- [INFORMATION SHOWN]:
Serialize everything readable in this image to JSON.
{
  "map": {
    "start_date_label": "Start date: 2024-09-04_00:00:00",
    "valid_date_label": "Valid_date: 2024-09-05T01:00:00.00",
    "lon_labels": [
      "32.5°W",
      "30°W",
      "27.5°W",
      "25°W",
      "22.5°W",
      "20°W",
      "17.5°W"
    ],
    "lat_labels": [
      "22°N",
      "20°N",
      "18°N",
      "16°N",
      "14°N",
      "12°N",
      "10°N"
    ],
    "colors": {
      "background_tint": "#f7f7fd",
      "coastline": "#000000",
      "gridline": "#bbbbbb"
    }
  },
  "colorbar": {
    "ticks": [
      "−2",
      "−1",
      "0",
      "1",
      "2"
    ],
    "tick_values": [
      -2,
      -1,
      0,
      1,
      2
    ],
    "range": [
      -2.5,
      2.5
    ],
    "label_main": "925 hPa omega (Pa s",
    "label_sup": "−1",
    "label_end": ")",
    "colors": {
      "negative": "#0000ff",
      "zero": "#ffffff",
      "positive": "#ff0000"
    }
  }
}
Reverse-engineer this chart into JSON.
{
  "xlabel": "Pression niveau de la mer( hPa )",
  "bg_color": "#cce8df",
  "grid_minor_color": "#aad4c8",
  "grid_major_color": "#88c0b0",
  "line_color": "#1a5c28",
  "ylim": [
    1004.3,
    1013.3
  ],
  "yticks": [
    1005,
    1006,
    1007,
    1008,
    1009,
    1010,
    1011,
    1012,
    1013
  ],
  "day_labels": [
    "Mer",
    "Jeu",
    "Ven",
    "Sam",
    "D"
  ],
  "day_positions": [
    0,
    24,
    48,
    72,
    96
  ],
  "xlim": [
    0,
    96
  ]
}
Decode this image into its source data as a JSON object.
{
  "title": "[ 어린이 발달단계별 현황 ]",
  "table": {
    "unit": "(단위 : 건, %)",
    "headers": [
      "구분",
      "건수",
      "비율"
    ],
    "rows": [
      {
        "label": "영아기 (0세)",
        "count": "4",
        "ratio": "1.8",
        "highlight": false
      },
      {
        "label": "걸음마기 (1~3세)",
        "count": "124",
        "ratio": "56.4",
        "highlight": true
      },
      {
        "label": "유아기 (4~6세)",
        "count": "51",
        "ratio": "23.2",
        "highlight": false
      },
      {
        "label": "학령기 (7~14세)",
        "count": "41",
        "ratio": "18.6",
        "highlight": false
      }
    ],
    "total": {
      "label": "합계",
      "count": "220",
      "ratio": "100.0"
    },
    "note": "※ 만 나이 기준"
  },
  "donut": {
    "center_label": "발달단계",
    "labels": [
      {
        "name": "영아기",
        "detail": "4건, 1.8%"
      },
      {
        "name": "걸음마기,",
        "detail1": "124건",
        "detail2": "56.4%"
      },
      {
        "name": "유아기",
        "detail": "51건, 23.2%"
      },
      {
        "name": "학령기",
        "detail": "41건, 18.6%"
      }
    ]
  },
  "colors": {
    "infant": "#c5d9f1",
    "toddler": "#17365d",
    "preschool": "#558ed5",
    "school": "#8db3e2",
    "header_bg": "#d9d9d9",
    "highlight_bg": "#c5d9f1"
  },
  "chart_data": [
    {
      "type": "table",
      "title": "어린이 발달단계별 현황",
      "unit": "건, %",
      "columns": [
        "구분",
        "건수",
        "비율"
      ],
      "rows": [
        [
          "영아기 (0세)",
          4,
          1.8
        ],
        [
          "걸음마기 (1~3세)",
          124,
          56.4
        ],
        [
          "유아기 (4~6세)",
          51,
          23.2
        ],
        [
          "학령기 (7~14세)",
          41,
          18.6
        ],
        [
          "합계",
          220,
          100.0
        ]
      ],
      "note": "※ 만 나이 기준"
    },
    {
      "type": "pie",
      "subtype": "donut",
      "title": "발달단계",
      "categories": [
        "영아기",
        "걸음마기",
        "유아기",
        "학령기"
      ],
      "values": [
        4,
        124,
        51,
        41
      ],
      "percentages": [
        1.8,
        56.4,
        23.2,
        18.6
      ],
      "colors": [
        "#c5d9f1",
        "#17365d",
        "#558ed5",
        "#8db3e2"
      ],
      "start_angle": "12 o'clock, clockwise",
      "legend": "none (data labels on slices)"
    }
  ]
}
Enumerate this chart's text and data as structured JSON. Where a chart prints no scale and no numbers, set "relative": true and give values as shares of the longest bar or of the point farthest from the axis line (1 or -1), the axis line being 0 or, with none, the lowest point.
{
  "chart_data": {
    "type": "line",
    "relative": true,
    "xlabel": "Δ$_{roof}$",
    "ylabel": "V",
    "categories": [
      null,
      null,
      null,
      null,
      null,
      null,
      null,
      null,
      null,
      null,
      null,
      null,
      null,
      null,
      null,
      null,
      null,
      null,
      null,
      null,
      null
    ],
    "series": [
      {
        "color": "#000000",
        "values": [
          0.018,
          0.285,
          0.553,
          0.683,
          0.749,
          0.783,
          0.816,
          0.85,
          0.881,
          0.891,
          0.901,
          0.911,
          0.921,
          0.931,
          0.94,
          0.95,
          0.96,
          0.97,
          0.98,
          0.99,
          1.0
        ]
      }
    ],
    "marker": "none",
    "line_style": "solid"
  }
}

- [YOUR GOAL]: Go through the records above and copy every line with the word "this".

- [RESPONSE]:
Serialize everything readable in this image to JSON.
Reverse-engineer this chart into JSON.
Decode this image into its source data as a JSON object.
Enumerate this chart's text and data as structured JSON. Where a chart prints no scale and no numbers, set "relative": true and give values as shares of the longest bar or of the point farthest from the axis line (1 or -1), the axis line being 0 or, with none, the lowest point.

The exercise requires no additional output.